__INFORMATION GIVEN__
-- begin --

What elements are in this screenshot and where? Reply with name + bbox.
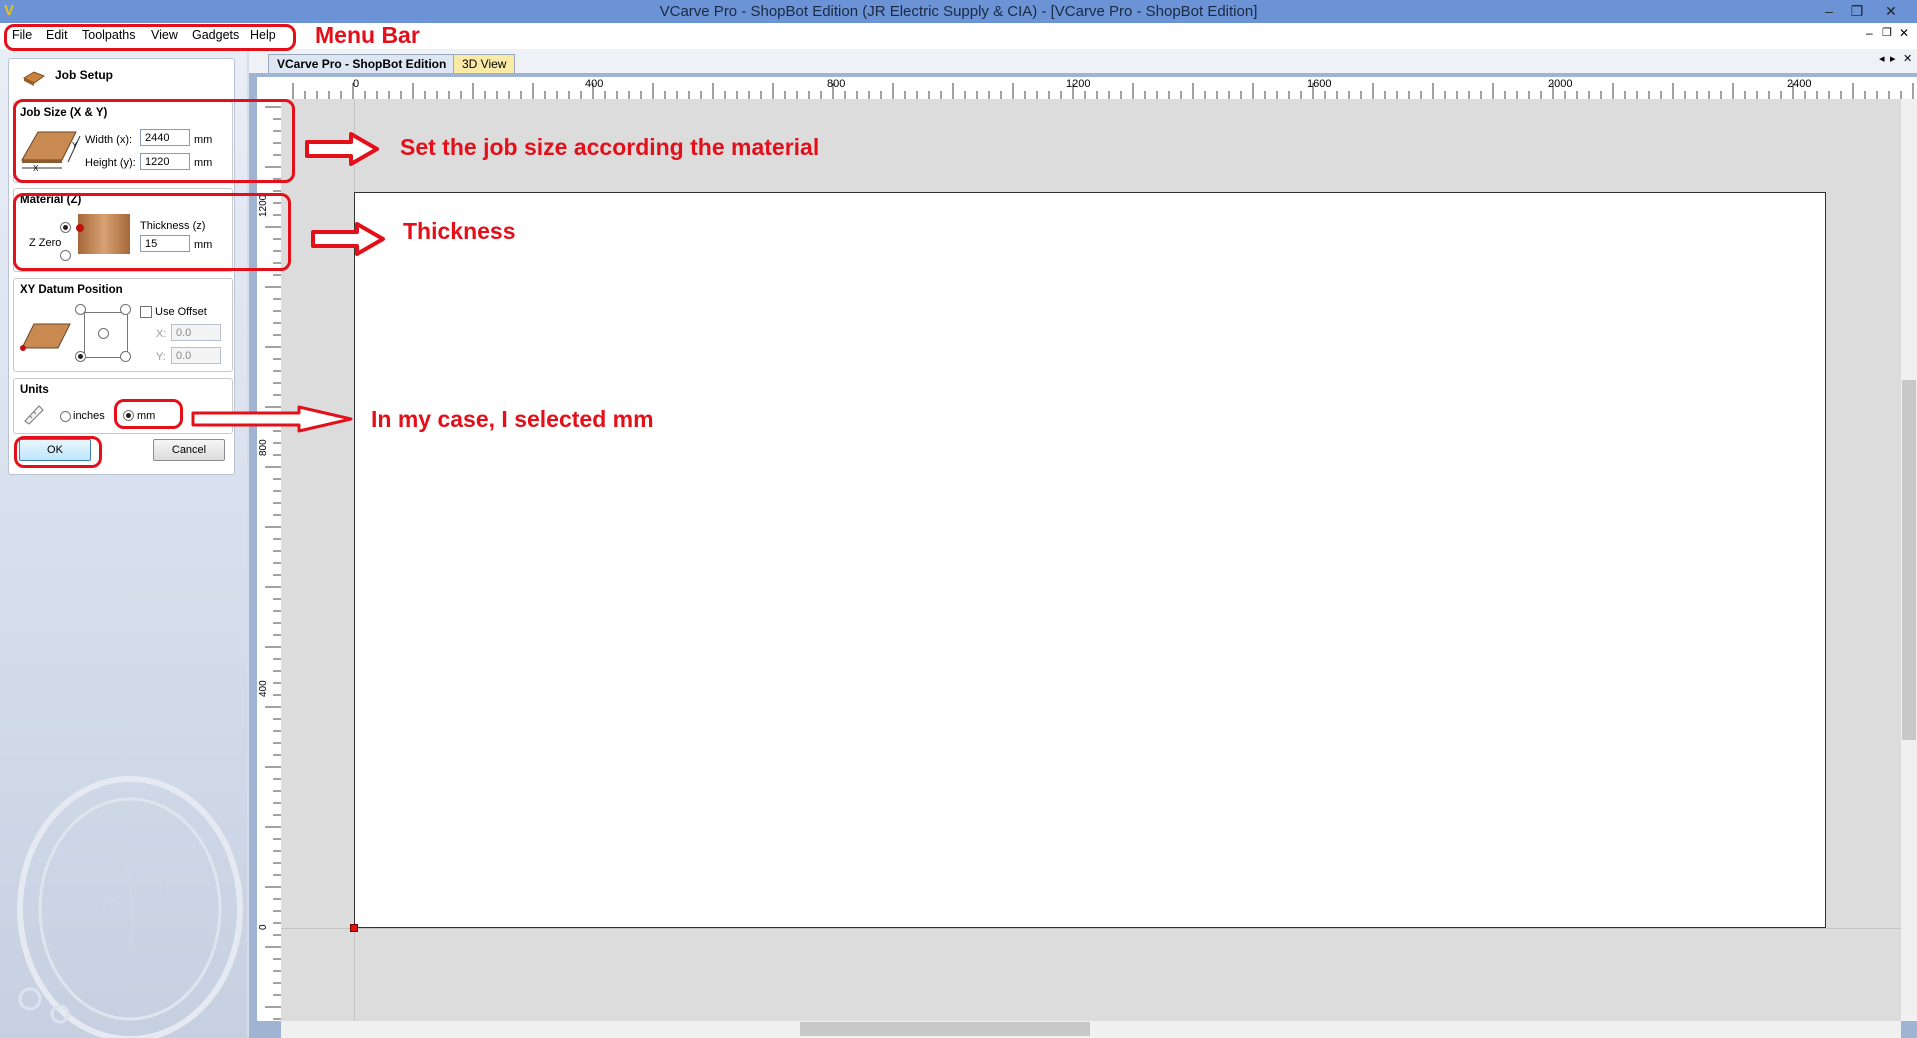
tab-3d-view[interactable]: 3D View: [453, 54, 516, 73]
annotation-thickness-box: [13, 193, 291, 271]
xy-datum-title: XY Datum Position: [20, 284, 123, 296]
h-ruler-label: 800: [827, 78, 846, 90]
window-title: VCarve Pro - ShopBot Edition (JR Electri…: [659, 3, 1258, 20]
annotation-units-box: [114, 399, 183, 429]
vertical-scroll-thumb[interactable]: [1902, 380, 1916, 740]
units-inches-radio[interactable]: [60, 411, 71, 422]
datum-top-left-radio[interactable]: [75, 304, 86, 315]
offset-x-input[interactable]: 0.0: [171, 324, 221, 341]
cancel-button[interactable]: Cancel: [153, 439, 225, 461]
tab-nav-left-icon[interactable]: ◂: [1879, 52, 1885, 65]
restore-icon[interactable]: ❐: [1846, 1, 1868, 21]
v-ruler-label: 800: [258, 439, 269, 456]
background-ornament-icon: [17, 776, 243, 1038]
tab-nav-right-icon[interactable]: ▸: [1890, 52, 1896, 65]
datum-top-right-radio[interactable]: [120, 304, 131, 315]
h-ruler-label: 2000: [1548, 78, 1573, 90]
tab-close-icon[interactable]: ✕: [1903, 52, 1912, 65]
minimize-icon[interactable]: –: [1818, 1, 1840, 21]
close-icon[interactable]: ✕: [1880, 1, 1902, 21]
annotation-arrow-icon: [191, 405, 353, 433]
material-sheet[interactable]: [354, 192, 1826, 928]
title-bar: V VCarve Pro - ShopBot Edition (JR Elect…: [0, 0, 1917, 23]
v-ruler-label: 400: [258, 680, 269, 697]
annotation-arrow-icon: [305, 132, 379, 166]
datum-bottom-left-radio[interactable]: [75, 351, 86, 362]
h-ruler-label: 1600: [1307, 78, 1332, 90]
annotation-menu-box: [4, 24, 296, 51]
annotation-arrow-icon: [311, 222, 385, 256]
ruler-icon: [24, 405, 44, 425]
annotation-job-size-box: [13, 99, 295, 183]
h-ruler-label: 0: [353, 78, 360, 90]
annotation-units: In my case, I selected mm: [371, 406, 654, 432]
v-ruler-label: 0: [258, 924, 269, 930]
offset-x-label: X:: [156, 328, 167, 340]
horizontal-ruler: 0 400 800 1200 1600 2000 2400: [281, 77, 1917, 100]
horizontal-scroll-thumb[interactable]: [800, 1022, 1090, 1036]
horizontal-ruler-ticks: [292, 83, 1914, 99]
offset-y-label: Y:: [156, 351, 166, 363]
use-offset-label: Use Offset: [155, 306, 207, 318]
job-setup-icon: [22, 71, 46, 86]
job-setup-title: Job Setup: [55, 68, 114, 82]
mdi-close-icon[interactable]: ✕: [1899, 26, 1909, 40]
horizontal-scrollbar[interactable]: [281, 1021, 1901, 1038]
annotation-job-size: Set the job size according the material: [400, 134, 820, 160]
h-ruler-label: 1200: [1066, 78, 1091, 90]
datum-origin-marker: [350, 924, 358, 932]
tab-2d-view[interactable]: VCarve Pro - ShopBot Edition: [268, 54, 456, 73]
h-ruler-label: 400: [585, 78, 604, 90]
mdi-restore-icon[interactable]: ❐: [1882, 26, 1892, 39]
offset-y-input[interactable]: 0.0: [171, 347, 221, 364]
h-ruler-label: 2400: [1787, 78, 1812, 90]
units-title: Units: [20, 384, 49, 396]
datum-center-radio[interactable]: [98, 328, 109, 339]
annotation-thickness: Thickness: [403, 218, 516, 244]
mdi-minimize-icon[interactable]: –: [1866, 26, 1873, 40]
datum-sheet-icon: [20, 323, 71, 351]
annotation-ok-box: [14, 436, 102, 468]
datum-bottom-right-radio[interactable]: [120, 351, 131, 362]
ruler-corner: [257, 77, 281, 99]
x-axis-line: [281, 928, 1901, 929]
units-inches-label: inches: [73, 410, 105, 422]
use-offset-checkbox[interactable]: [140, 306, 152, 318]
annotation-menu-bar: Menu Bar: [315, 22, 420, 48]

-- end --
-- begin --

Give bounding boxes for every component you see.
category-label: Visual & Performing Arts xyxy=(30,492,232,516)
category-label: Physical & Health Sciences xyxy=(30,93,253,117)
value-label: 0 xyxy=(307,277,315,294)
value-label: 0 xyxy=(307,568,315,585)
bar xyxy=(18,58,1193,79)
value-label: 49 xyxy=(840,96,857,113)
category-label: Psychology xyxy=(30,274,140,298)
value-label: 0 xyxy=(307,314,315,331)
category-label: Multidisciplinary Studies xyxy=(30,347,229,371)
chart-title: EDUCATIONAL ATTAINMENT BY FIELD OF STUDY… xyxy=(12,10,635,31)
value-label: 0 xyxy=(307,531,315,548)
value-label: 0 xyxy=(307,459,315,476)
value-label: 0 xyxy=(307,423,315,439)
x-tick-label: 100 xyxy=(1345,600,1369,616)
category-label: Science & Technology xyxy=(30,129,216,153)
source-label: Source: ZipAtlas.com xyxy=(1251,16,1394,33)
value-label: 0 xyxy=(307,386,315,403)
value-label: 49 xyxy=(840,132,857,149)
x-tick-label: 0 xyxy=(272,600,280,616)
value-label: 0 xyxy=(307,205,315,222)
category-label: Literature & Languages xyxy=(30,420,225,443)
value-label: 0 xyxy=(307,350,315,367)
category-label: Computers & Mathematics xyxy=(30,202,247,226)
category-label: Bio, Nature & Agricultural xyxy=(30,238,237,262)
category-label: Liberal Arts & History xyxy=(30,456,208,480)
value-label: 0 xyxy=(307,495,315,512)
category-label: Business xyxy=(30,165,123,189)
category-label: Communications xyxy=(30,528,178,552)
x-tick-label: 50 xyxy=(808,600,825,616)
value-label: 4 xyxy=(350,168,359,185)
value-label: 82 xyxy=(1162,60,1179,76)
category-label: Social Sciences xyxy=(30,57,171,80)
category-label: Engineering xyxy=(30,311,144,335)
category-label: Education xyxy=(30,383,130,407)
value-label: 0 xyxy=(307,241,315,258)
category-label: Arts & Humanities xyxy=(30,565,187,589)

-- end --
-- begin --

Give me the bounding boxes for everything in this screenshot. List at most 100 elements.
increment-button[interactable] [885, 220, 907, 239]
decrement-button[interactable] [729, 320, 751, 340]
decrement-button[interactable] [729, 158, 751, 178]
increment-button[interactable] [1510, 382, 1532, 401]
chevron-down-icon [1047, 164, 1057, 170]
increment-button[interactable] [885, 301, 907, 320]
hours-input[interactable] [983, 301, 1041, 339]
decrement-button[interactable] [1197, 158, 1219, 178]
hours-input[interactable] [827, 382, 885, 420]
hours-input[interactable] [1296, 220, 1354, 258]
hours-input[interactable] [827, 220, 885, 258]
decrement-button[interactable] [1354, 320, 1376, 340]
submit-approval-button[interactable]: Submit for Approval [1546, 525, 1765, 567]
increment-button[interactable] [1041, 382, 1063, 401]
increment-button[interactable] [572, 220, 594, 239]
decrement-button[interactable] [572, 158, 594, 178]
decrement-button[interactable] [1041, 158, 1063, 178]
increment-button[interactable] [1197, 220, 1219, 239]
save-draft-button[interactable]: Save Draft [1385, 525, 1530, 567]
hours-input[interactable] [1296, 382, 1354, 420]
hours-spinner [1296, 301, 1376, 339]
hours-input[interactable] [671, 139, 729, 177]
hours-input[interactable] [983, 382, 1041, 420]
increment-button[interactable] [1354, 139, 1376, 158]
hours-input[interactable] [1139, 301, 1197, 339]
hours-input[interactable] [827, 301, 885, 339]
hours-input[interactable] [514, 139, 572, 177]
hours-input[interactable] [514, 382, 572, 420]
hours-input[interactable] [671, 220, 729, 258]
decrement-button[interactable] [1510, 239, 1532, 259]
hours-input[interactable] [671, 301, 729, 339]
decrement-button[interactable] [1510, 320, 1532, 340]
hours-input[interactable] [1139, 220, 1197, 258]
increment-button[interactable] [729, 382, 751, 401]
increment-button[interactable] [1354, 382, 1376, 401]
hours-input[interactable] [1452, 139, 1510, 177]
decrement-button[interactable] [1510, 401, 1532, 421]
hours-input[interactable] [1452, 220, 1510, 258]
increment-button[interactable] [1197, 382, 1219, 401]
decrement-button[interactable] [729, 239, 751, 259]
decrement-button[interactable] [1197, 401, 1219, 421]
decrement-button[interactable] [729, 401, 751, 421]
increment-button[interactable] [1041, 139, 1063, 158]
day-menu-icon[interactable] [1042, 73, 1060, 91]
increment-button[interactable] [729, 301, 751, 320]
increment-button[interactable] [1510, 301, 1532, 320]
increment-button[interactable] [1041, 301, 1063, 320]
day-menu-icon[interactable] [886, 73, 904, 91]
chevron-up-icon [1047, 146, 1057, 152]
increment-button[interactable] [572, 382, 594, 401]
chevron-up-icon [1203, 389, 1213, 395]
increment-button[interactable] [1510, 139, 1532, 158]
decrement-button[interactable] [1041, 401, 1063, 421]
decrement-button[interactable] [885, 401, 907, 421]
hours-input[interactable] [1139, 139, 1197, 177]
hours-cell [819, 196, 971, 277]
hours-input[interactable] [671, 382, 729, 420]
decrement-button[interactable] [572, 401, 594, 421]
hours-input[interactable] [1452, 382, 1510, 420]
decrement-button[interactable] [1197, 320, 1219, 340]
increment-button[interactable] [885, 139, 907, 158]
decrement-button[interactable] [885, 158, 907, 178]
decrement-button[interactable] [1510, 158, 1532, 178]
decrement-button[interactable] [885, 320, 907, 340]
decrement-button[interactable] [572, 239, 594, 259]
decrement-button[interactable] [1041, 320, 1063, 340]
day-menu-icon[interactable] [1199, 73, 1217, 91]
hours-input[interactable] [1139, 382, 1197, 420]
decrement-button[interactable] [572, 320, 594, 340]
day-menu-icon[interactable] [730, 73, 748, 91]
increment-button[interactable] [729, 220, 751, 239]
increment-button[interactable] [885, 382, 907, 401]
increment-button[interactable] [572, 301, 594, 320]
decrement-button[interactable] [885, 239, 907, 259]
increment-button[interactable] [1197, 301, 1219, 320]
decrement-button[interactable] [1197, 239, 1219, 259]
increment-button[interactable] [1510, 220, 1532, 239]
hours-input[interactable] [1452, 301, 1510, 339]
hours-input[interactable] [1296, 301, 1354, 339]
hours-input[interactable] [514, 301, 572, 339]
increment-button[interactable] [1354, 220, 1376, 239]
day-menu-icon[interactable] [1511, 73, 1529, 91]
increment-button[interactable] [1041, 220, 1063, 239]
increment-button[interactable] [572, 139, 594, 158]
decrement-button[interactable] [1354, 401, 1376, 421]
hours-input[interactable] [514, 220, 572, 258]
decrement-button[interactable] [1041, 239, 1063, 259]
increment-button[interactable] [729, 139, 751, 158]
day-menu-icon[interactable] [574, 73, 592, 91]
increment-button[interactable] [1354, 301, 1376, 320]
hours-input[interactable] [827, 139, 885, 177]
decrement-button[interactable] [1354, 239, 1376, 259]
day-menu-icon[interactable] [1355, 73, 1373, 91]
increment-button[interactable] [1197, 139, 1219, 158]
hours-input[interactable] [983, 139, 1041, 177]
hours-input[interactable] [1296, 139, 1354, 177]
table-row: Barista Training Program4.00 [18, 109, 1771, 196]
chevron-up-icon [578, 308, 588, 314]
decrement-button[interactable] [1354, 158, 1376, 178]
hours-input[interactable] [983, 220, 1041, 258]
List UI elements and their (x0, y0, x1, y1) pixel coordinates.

-- end --

__CHALLENGE__
In the listing above, copy out unchanged everything from the line containing "Give bounding boxes" down to the line containing "category-label: Literature &". Include both of those lines.

__PROBLEM SOLUTION__
Give bounding boxes for every component you see.
category-label: Visual & Performing Arts xyxy=(30,492,232,516)
category-label: Physical & Health Sciences xyxy=(30,93,253,117)
value-label: 0 xyxy=(307,277,315,294)
value-label: 0 xyxy=(307,568,315,585)
bar xyxy=(18,58,1193,79)
value-label: 49 xyxy=(840,96,857,113)
category-label: Psychology xyxy=(30,274,140,298)
value-label: 0 xyxy=(307,314,315,331)
category-label: Multidisciplinary Studies xyxy=(30,347,229,371)
chart-title: EDUCATIONAL ATTAINMENT BY FIELD OF STUDY… xyxy=(12,10,635,31)
value-label: 0 xyxy=(307,531,315,548)
value-label: 0 xyxy=(307,459,315,476)
value-label: 0 xyxy=(307,423,315,439)
x-tick-label: 100 xyxy=(1345,600,1369,616)
category-label: Science & Technology xyxy=(30,129,216,153)
source-label: Source: ZipAtlas.com xyxy=(1251,16,1394,33)
value-label: 0 xyxy=(307,386,315,403)
value-label: 49 xyxy=(840,132,857,149)
x-tick-label: 0 xyxy=(272,600,280,616)
value-label: 0 xyxy=(307,205,315,222)
category-label: Literature & Languages xyxy=(30,420,225,443)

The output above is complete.